◆ **DATA IN THIS EXERCISE**:
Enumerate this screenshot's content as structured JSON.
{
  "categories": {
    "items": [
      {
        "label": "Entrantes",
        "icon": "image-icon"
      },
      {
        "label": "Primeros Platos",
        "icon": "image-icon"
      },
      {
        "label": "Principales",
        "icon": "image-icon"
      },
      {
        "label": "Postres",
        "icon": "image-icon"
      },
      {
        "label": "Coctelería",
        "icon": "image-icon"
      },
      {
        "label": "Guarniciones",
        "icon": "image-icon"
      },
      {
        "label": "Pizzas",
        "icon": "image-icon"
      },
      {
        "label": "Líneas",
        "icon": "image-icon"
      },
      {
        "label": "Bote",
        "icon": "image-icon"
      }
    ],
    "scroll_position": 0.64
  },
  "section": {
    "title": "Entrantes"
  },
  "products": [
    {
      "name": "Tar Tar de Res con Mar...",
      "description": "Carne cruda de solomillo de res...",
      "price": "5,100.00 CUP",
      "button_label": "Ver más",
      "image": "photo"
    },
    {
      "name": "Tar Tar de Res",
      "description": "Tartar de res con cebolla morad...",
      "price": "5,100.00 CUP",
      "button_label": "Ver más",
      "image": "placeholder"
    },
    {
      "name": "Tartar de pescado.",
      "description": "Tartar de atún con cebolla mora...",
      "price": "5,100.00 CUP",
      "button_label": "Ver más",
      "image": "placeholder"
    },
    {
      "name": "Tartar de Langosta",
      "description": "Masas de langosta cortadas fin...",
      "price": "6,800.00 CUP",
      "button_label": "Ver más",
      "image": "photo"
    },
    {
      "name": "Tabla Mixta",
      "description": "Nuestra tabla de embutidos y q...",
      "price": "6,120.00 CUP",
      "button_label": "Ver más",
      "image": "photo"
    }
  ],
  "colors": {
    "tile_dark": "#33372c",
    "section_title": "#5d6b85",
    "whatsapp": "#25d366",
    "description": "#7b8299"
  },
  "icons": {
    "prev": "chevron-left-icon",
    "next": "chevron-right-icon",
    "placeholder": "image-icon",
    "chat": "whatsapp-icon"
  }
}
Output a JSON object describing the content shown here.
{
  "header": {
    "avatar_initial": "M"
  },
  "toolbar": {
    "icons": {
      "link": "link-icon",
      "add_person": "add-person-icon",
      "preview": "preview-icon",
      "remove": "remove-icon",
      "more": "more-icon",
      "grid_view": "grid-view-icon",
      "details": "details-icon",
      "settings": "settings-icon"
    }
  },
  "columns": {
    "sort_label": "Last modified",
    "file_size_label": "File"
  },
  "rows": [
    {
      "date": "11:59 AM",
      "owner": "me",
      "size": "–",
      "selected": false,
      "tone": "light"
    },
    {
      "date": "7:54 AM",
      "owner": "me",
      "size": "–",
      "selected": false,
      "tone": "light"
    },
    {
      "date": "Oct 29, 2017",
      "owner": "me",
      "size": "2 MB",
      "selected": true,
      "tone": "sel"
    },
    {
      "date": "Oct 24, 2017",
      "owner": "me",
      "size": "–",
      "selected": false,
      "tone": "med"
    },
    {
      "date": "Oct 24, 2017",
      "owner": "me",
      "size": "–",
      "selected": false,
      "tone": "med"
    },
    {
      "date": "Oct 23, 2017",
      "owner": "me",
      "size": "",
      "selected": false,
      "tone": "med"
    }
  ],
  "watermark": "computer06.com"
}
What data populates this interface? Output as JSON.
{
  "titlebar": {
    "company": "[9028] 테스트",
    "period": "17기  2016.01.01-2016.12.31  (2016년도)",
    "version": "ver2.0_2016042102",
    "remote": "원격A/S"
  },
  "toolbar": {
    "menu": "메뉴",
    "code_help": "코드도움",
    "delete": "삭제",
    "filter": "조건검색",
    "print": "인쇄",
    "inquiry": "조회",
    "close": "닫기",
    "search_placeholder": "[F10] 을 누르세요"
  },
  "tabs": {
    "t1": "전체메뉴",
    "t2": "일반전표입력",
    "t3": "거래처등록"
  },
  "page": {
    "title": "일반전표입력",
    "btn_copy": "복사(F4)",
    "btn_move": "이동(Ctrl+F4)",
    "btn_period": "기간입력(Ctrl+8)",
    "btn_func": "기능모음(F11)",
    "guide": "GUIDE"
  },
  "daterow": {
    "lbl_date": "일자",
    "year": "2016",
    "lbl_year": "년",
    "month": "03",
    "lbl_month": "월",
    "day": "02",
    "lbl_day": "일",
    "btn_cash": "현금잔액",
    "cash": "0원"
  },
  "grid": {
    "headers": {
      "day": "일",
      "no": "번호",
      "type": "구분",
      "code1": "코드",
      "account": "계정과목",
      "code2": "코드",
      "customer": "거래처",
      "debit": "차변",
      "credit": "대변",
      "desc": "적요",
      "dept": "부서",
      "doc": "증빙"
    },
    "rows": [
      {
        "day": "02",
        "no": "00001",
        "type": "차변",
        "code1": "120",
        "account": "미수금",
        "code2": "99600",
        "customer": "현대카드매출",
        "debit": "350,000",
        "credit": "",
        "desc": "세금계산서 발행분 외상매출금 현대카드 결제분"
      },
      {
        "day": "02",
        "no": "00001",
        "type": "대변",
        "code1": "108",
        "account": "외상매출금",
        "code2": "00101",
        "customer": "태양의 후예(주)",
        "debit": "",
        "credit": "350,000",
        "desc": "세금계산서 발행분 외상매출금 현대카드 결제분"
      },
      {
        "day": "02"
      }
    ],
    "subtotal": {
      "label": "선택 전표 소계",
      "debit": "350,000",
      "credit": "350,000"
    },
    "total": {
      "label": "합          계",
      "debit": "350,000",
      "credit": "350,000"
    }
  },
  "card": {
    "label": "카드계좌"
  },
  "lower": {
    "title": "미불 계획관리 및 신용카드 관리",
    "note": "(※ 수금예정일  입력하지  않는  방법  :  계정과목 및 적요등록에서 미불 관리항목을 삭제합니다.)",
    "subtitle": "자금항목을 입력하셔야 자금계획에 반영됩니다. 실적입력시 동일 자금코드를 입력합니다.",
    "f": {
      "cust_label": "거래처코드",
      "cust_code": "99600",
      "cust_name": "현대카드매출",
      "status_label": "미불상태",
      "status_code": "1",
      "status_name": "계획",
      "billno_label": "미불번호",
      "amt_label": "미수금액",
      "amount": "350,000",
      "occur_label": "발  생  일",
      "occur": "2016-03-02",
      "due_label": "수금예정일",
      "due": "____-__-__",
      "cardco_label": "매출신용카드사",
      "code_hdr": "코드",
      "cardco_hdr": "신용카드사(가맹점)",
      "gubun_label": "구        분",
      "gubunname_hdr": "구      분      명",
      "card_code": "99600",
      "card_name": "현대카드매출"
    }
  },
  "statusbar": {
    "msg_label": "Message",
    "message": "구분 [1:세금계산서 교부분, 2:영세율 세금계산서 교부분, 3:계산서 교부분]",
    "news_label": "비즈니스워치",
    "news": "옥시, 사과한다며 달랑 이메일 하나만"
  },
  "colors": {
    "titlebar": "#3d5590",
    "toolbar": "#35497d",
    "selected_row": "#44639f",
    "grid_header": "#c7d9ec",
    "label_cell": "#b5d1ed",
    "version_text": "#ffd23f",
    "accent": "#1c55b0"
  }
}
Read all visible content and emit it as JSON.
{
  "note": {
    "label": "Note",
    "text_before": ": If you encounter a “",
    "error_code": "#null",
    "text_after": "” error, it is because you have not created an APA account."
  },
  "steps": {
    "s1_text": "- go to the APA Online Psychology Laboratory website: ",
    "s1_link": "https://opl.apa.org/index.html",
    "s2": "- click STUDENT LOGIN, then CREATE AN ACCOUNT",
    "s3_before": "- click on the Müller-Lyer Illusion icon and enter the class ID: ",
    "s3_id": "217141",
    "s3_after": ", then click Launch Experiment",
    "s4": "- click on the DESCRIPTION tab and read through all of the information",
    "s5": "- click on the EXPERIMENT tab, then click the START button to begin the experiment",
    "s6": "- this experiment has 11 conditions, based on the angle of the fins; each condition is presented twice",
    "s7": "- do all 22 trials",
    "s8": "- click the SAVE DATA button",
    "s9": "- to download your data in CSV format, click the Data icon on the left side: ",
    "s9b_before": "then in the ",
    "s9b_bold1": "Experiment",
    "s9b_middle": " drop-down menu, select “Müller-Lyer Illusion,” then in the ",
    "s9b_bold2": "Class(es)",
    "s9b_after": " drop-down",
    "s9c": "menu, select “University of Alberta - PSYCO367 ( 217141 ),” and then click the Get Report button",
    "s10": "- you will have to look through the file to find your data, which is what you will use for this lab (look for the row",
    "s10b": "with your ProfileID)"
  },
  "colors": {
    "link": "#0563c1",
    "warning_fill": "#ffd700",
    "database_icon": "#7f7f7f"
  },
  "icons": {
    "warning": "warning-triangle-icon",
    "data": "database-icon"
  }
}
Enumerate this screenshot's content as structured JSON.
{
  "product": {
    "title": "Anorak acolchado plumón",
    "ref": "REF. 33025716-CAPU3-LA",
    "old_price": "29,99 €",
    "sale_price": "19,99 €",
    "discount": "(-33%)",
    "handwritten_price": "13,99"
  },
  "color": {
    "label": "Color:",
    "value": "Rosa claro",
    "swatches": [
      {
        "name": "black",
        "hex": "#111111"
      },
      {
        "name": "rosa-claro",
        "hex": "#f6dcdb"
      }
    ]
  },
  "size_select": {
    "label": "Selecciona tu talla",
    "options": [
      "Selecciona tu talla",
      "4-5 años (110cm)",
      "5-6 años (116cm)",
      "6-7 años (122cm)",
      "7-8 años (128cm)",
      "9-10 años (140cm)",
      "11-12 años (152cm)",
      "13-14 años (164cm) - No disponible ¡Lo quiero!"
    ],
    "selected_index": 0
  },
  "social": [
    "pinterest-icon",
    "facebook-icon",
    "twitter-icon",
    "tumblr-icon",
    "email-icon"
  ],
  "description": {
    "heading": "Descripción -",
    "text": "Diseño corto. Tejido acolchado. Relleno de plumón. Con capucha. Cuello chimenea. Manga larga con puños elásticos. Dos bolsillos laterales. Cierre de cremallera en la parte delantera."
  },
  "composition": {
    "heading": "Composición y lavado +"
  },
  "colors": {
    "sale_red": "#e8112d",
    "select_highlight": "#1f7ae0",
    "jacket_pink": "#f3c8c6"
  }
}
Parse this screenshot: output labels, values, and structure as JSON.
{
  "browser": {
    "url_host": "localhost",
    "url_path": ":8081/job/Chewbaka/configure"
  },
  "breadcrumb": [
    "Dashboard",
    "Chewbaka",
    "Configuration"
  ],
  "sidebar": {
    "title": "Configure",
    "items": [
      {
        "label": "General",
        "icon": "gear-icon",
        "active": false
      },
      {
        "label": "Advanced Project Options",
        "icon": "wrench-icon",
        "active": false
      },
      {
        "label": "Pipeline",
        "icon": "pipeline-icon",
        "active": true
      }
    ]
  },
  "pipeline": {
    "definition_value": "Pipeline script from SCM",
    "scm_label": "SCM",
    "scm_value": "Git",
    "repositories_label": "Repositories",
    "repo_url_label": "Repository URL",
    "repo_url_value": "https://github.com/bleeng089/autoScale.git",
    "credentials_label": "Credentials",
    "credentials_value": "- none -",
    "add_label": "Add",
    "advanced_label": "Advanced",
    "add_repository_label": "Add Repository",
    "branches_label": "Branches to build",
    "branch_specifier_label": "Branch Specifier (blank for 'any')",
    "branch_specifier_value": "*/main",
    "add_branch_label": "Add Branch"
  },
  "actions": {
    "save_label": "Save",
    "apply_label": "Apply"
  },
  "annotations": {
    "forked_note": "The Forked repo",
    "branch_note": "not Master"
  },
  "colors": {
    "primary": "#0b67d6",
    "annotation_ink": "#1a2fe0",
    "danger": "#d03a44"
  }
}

◆ **INSTRUCTION**:
Print exactly the lines above, starting at the line that contains "Parse this screenshot: output" and ending with the last line of the records, both included.

◆ **RESULT**:
Parse this screenshot: output labels, values, and structure as JSON.
{
  "browser": {
    "url_host": "localhost",
    "url_path": ":8081/job/Chewbaka/configure"
  },
  "breadcrumb": [
    "Dashboard",
    "Chewbaka",
    "Configuration"
  ],
  "sidebar": {
    "title": "Configure",
    "items": [
      {
        "label": "General",
        "icon": "gear-icon",
        "active": false
      },
      {
        "label": "Advanced Project Options",
        "icon": "wrench-icon",
        "active": false
      },
      {
        "label": "Pipeline",
        "icon": "pipeline-icon",
        "active": true
      }
    ]
  },
  "pipeline": {
    "definition_value": "Pipeline script from SCM",
    "scm_label": "SCM",
    "scm_value": "Git",
    "repositories_label": "Repositories",
    "repo_url_label": "Repository URL",
    "repo_url_value": "https://github.com/bleeng089/autoScale.git",
    "credentials_label": "Credentials",
    "credentials_value": "- none -",
    "add_label": "Add",
    "advanced_label": "Advanced",
    "add_repository_label": "Add Repository",
    "branches_label": "Branches to build",
    "branch_specifier_label": "Branch Specifier (blank for 'any')",
    "branch_specifier_value": "*/main",
    "add_branch_label": "Add Branch"
  },
  "actions": {
    "save_label": "Save",
    "apply_label": "Apply"
  },
  "annotations": {
    "forked_note": "The Forked repo",
    "branch_note": "not Master"
  },
  "colors": {
    "primary": "#0b67d6",
    "annotation_ink": "#1a2fe0",
    "danger": "#d03a44"
  }
}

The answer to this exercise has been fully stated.